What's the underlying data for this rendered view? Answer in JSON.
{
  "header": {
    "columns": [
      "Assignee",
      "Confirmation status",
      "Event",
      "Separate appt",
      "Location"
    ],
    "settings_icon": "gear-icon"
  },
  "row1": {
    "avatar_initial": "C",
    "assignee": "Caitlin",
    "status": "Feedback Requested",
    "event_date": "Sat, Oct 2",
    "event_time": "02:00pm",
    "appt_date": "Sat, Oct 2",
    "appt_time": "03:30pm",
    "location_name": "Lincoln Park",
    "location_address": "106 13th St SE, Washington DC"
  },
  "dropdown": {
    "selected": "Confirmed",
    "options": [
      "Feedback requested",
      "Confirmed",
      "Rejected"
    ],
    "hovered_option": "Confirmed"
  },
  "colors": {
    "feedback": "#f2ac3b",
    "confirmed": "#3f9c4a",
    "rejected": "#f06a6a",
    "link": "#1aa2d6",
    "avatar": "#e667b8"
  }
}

• Written instruction:
Copy, from the material above, each line in which the string "status" occurs.

• Task answer:
      "Confirmation status",
    "status": "Feedback Requested",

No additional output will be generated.